Reproduce the following material exactly, including every line.

>> BEGIN Records for processing

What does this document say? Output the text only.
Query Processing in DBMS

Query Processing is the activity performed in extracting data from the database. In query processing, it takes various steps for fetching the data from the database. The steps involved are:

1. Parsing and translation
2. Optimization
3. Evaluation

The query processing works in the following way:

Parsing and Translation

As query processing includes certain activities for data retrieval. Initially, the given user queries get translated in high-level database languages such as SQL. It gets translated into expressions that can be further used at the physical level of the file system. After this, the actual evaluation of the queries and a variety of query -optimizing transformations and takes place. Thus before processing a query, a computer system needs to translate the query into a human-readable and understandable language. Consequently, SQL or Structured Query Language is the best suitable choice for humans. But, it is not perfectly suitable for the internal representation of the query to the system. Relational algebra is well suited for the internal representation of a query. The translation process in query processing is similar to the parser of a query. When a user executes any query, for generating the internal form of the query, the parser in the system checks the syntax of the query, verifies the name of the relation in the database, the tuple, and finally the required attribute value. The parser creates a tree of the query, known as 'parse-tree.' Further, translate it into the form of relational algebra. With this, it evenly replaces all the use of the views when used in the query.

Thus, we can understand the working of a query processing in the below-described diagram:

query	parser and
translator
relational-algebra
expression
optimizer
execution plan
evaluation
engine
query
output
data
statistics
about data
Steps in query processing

>> END Records for processing

> _Output_:
What does this document say? Output the text only.
Query Processing in DBMS

Query Processing is the activity performed in extracting data from the database. In query processing, it takes various steps for fetching the data from the database. The steps involved are:

1. Parsing and translation
2. Optimization
3. Evaluation

The query processing works in the following way:

Parsing and Translation

As query processing includes certain activities for data retrieval. Initially, the given user queries get translated in high-level database languages such as SQL. It gets translated into expressions that can be further used at the physical level of the file system. After this, the actual evaluation of the queries and a variety of query -optimizing transformations and takes place. Thus before processing a query, a computer system needs to translate the query into a human-readable and understandable language. Consequently, SQL or Structured Query Language is the best suitable choice for humans. But, it is not perfectly suitable for the internal representation of the query to the system. Relational algebra is well suited for the internal representation of a query. The translation process in query processing is similar to the parser of a query. When a user executes any query, for generating the internal form of the query, the parser in the system checks the syntax of the query, verifies the name of the relation in the database, the tuple, and finally the required attribute value. The parser creates a tree of the query, known as 'parse-tree.' Further, translate it into the form of relational algebra. With this, it evenly replaces all the use of the views when used in the query.

Thus, we can understand the working of a query processing in the below-described diagram:

query	parser and
translator
relational-algebra
expression
optimizer
execution plan
evaluation
engine
query
output
data
statistics
about data
Steps in query processing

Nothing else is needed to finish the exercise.